[Begin Supplied information]

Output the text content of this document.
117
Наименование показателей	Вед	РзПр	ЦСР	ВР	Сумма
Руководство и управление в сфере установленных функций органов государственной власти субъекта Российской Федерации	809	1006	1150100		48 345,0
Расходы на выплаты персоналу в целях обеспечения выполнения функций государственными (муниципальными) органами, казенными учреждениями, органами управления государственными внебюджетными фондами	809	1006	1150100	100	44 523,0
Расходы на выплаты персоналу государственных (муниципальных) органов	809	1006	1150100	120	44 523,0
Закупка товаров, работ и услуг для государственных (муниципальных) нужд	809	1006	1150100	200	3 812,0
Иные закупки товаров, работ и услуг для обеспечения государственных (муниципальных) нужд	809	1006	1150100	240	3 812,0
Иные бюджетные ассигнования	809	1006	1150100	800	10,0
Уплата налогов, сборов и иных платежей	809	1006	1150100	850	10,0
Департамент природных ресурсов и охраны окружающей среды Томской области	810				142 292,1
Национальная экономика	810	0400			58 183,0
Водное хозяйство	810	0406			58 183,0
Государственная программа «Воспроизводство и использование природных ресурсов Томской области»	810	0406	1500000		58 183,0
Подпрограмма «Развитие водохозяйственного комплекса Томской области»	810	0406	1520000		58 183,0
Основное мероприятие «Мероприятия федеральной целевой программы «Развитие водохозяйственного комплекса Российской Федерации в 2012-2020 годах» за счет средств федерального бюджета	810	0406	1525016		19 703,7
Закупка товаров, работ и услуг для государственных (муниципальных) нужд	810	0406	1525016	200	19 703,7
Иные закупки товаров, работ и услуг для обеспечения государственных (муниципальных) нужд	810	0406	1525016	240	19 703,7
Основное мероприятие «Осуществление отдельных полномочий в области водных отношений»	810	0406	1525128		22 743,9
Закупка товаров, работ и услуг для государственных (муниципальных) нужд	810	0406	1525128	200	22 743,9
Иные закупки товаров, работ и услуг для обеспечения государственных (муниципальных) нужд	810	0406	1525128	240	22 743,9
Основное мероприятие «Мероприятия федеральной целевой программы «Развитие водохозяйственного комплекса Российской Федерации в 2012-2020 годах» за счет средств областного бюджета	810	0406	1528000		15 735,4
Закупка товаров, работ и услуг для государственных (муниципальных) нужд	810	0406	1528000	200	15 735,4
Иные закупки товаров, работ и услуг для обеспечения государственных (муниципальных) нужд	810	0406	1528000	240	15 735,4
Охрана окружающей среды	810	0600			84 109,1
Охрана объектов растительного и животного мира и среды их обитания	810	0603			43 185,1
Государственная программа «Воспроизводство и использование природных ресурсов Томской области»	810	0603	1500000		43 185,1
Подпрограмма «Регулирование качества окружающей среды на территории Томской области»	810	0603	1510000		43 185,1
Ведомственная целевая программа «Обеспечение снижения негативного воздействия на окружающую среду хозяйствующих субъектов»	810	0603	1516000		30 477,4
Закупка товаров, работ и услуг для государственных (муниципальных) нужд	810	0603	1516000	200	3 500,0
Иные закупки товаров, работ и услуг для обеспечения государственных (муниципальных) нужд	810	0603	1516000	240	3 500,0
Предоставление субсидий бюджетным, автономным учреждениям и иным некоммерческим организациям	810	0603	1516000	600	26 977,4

[End Supplied information]

Problem description: Pull out every line above that holds the word "Подпрограмма".

Solution to this exercise:
Подпрограмма «Развитие водохозяйственного комплекса Томской области»	810	0406	1520000		58 183,0
Подпрограмма «Регулирование качества окружающей среды на территории Томской области»	810	0603	1510000		43 185,1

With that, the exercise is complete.